- WHAT THE EXERCISE ASKS -
Tally the lines that hold the word "title" and reply with that figure only.

____

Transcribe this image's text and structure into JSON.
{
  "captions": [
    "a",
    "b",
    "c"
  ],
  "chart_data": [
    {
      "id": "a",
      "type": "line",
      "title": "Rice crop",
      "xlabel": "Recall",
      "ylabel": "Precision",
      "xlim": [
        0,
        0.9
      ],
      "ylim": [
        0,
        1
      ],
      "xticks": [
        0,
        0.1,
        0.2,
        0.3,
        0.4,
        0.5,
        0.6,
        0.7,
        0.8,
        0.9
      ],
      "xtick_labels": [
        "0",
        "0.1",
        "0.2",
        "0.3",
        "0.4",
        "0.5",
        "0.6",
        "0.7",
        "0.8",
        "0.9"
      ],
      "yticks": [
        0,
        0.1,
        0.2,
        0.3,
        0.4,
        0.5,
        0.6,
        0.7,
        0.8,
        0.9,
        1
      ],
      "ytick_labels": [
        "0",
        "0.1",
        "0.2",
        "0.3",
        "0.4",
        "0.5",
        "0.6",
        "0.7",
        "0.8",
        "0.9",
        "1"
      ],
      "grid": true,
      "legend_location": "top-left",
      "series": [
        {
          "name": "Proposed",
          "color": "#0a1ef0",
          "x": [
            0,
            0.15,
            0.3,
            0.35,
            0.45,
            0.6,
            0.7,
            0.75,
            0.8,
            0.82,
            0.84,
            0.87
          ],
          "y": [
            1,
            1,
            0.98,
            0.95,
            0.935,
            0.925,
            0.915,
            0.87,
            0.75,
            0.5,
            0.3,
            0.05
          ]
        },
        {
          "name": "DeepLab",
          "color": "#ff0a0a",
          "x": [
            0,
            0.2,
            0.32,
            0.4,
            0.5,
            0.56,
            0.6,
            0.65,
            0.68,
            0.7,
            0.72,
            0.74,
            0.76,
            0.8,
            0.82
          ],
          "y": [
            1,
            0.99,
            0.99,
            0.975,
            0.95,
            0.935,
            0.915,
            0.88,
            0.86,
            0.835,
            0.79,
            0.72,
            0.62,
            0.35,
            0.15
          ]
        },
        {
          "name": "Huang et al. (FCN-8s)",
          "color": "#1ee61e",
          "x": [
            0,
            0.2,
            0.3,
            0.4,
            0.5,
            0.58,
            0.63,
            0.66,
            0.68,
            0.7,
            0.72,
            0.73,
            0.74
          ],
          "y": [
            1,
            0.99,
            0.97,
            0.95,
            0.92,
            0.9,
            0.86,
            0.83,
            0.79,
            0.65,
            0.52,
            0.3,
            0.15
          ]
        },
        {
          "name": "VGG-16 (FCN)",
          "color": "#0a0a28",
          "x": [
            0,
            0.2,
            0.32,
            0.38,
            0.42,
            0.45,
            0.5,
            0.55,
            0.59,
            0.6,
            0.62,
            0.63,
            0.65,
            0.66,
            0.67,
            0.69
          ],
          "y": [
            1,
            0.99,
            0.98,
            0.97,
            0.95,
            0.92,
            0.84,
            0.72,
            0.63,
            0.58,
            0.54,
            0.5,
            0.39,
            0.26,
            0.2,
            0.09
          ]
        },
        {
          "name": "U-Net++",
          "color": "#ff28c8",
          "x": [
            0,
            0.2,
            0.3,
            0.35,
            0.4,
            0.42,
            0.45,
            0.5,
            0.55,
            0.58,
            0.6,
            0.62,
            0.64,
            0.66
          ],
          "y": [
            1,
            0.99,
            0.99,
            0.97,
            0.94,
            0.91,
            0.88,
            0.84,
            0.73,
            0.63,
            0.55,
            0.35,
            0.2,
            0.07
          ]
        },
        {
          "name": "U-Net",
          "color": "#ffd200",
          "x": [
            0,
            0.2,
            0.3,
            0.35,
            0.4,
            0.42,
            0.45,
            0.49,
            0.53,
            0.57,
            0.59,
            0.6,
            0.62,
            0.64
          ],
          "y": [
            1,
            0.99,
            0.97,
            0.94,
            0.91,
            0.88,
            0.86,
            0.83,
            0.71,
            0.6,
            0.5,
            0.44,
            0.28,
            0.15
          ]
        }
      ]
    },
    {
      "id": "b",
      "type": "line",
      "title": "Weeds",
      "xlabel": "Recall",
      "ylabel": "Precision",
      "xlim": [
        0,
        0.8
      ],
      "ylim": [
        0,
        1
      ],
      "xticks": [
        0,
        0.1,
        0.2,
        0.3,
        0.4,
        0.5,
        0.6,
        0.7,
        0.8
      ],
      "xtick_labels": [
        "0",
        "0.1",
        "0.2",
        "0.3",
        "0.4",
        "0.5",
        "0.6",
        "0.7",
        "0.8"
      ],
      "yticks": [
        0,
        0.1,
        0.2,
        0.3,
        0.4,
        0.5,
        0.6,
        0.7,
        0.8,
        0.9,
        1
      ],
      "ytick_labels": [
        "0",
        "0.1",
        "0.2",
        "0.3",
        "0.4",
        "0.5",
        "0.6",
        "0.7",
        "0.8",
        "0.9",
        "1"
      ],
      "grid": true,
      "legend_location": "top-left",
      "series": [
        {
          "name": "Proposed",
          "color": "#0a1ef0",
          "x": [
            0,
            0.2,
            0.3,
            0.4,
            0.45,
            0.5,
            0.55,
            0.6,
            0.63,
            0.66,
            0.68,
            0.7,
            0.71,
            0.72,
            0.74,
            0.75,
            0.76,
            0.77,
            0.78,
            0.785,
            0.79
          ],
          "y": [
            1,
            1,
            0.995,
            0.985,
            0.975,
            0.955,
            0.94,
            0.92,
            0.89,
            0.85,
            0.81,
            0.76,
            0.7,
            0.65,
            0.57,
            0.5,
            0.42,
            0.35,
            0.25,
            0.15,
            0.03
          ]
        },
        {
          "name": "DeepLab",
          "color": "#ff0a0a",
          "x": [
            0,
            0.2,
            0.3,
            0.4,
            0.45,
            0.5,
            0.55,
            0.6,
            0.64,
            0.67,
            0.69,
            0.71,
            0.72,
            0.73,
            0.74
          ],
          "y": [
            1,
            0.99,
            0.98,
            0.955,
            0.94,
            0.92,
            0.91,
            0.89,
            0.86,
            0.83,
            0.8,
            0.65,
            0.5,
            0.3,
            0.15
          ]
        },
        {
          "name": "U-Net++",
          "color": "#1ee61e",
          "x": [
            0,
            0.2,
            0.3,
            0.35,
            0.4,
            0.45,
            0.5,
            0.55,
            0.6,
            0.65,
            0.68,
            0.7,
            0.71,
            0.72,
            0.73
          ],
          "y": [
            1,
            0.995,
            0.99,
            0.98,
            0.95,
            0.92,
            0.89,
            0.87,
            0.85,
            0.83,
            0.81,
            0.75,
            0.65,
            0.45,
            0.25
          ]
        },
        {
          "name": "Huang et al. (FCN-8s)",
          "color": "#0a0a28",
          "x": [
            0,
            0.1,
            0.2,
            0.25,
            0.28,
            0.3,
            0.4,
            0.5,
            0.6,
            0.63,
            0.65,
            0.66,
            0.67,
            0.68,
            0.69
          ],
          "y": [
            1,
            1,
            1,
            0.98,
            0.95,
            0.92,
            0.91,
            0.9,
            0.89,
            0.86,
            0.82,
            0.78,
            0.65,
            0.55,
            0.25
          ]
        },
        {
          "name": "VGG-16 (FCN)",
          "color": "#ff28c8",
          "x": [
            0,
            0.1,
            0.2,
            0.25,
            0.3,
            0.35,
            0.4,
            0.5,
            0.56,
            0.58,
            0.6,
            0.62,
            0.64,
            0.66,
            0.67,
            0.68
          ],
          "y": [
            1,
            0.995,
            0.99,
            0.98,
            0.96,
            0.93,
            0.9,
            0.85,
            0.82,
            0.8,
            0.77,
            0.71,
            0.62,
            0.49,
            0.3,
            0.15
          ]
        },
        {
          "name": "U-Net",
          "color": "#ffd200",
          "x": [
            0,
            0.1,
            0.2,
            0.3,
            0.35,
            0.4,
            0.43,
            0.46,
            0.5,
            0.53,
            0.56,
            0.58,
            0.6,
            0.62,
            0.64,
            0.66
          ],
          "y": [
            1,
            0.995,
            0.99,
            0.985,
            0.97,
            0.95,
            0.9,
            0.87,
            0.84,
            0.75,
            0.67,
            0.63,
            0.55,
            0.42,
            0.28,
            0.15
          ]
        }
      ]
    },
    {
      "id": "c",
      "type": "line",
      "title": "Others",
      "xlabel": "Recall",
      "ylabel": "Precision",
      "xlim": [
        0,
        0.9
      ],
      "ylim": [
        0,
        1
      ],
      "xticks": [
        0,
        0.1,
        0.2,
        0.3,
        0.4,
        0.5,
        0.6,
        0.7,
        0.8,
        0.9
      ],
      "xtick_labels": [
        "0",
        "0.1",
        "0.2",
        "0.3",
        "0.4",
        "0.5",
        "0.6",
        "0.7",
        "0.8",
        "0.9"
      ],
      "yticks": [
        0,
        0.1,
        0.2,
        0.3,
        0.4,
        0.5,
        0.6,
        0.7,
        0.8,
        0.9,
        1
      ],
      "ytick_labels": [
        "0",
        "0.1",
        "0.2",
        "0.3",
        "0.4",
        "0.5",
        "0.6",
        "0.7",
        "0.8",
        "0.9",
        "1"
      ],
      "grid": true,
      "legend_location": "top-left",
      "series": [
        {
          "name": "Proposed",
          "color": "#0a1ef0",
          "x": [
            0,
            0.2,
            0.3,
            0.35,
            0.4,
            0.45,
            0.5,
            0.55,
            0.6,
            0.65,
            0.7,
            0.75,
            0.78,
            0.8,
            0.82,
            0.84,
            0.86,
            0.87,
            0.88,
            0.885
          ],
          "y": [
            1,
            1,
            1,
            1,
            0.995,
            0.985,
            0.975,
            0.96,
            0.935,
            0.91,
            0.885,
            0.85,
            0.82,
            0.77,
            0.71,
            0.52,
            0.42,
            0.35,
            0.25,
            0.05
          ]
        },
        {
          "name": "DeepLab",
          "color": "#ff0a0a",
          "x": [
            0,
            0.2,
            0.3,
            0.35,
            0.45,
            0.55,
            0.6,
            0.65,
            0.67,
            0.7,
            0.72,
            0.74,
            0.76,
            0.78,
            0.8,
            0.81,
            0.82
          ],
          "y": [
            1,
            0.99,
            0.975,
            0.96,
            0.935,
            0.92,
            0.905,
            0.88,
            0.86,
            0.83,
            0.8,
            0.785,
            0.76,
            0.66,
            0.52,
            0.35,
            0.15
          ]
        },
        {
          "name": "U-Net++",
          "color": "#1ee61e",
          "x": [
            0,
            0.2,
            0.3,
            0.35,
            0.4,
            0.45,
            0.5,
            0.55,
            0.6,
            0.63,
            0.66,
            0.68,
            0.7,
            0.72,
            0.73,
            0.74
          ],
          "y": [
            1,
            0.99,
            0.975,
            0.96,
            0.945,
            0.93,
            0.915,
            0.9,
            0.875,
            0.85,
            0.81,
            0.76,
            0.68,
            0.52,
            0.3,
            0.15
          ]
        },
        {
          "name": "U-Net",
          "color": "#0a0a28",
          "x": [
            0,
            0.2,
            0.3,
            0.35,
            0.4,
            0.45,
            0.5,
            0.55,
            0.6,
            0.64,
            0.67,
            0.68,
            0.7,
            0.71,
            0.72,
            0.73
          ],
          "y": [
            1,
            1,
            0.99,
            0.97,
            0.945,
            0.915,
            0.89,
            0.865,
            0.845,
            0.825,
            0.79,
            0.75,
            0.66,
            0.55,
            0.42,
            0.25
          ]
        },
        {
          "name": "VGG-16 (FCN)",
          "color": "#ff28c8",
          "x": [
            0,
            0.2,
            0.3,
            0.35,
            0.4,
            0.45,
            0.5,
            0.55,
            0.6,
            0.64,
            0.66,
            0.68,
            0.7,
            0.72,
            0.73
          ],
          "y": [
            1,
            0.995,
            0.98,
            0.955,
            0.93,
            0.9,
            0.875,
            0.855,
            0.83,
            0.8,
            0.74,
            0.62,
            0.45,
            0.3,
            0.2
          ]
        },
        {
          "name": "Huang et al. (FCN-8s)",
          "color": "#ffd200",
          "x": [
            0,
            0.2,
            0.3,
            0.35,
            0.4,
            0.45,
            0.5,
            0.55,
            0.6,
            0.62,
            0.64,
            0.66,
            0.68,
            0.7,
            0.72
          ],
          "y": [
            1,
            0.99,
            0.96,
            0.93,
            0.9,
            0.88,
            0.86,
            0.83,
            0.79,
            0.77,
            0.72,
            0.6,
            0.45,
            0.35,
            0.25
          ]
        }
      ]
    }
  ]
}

____

- RIGHT ANSWER -
3